**WHAT THE TASK REQUIRES:**
Copy out the whole listing exactly as written, leaving the pictures behind.

**DATA SECTION:**
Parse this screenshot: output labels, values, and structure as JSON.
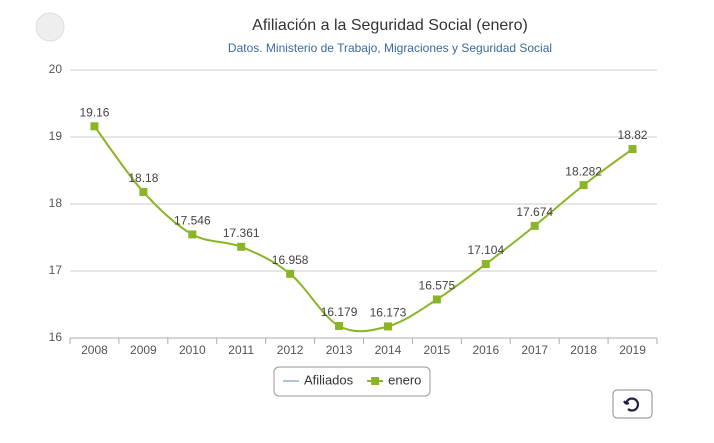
{
  "chart_data": {
    "type": "line",
    "title": "Afiliación a la Seguridad Social (enero)",
    "subtitle": "Datos. Ministerio de Trabajo, Migraciones y Seguridad Social",
    "categories": [
      "2008",
      "2009",
      "2010",
      "2011",
      "2012",
      "2013",
      "2014",
      "2015",
      "2016",
      "2017",
      "2018",
      "2019"
    ],
    "series": [
      {
        "name": "Afiliados",
        "color": "#b0c4de",
        "values": [
          null,
          null,
          null,
          null,
          null,
          null,
          null,
          null,
          null,
          null,
          null,
          null
        ]
      },
      {
        "name": "enero",
        "color": "#8ab526",
        "values": [
          19.16,
          18.18,
          17.546,
          17.361,
          16.958,
          16.179,
          16.173,
          16.575,
          17.104,
          17.674,
          18.282,
          18.82
        ]
      }
    ],
    "ylim": [
      16,
      20
    ],
    "yticks": [
      16,
      17,
      18,
      19,
      20
    ],
    "grid": true,
    "legend": "bottom"
  }
}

**COMPLETED TASK:**
Parse this screenshot: output labels, values, and structure as JSON.
{
  "chart_data": {
    "type": "line",
    "title": "Afiliación a la Seguridad Social (enero)",
    "subtitle": "Datos. Ministerio de Trabajo, Migraciones y Seguridad Social",
    "categories": [
      "2008",
      "2009",
      "2010",
      "2011",
      "2012",
      "2013",
      "2014",
      "2015",
      "2016",
      "2017",
      "2018",
      "2019"
    ],
    "series": [
      {
        "name": "Afiliados",
        "color": "#b0c4de",
        "values": [
          null,
          null,
          null,
          null,
          null,
          null,
          null,
          null,
          null,
          null,
          null,
          null
        ]
      },
      {
        "name": "enero",
        "color": "#8ab526",
        "values": [
          19.16,
          18.18,
          17.546,
          17.361,
          16.958,
          16.179,
          16.173,
          16.575,
          17.104,
          17.674,
          18.282,
          18.82
        ]
      }
    ],
    "ylim": [
      16,
      20
    ],
    "yticks": [
      16,
      17,
      18,
      19,
      20
    ],
    "grid": true,
    "legend": "bottom"
  }
}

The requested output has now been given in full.